## WHAT THE EXERCISE ASKS:
State how many lines contain the string "next", and write nothing else.

• • • • •

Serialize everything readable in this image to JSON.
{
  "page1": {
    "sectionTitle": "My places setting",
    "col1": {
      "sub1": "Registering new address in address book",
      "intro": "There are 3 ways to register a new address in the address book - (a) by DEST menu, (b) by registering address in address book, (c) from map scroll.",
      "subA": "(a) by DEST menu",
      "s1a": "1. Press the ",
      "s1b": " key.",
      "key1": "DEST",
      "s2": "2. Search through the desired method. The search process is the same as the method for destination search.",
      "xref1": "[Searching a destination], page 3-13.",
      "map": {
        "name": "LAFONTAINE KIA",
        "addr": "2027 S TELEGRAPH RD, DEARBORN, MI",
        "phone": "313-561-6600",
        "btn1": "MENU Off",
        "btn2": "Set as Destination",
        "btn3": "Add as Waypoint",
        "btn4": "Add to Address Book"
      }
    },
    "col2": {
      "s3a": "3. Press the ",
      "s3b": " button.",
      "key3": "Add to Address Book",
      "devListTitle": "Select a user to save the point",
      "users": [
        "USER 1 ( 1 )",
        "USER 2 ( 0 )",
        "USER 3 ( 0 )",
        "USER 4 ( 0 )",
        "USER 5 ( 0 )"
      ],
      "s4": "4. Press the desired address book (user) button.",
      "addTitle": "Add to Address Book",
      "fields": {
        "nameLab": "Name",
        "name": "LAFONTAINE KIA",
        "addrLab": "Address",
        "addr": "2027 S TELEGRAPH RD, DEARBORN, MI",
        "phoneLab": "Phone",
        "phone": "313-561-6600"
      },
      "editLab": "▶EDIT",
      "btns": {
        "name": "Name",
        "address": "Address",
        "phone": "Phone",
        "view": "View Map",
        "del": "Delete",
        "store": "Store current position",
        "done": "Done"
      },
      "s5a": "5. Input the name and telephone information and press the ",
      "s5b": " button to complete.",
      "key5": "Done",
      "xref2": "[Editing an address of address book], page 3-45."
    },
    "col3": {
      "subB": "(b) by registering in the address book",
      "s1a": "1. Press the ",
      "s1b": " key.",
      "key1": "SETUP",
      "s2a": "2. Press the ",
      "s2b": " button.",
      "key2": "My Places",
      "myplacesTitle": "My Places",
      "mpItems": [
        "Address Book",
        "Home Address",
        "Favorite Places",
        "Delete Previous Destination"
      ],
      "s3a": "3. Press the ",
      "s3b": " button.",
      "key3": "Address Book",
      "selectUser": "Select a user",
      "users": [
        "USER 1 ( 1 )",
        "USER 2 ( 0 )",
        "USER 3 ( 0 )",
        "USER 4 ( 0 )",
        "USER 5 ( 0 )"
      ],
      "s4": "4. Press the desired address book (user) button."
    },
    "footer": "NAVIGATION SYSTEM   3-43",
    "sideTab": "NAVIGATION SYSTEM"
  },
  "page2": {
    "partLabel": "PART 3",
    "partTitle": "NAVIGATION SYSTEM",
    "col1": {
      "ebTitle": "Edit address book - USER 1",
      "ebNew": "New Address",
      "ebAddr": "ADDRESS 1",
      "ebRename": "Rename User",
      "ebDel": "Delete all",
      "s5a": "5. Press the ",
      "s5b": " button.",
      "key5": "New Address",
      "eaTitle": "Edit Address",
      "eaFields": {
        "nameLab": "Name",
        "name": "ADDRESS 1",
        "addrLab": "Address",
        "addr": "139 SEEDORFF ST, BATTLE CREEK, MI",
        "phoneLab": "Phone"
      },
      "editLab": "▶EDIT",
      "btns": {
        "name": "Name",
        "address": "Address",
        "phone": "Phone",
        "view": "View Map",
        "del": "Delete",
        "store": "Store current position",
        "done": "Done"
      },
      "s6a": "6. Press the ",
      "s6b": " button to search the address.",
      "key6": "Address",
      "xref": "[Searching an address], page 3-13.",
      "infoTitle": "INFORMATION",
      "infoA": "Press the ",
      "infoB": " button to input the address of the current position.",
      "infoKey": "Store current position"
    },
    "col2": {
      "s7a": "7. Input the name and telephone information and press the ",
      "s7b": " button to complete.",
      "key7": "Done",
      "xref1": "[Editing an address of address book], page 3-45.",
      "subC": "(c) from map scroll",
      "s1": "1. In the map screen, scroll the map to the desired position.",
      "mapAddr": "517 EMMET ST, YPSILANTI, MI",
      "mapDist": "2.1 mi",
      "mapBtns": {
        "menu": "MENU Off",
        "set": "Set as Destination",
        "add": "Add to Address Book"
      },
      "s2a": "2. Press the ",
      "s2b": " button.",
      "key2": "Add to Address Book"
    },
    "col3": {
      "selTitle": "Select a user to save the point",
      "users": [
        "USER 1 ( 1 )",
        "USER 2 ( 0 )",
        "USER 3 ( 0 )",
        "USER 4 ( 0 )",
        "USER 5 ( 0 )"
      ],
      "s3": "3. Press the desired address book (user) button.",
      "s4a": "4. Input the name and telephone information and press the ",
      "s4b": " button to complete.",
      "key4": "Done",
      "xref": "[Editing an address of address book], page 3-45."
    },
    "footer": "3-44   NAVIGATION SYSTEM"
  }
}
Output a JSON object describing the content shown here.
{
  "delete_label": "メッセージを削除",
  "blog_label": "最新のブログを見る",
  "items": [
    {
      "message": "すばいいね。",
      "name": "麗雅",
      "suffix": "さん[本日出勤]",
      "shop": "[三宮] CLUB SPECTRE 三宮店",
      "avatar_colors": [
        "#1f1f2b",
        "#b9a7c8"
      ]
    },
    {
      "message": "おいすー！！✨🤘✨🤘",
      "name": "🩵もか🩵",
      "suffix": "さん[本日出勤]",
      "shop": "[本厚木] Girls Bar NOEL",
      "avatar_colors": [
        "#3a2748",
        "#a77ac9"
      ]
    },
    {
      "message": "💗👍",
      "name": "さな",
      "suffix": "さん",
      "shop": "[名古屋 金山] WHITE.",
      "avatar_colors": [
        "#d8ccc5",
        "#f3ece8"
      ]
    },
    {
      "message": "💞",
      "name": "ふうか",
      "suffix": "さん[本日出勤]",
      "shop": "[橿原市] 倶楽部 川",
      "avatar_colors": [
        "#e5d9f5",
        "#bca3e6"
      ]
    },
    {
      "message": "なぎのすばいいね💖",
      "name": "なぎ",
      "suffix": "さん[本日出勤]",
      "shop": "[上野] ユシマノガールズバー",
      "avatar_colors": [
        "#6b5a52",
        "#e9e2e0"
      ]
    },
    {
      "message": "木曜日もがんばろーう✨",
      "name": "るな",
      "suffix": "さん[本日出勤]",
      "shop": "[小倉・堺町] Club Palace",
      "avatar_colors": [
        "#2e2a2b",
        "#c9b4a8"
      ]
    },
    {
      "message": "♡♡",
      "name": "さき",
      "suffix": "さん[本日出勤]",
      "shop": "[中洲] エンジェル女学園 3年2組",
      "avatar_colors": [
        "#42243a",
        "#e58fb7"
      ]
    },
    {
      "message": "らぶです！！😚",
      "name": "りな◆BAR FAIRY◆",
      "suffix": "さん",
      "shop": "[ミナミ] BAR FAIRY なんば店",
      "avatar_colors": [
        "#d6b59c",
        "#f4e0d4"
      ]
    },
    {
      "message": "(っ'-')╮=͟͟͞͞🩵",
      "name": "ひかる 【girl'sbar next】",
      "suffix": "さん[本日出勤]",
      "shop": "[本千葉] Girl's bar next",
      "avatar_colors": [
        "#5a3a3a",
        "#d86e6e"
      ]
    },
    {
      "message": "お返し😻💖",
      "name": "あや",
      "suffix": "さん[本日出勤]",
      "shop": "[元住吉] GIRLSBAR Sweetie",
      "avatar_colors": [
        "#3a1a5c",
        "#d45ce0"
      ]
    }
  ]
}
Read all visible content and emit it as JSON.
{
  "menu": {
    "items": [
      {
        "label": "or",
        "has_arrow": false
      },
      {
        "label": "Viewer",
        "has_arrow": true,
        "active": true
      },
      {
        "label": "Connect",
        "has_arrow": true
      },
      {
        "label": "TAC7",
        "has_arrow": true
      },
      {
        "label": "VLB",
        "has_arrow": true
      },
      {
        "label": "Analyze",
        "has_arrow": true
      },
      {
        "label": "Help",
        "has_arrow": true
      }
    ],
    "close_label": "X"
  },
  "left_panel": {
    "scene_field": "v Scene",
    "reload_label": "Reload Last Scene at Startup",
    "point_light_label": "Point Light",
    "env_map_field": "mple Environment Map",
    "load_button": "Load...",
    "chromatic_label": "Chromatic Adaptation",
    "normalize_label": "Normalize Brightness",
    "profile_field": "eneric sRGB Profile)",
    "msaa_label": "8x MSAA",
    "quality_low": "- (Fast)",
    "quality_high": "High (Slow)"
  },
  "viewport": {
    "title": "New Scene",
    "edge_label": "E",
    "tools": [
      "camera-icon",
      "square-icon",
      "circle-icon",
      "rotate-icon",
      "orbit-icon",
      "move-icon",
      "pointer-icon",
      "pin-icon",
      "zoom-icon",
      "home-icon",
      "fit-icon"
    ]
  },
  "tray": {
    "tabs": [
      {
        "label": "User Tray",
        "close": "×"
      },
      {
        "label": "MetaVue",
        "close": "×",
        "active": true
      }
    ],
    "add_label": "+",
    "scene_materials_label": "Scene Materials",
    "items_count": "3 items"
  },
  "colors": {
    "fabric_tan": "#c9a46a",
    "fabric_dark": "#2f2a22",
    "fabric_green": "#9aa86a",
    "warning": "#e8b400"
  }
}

• • • • •

## TASK RESPONSE:
2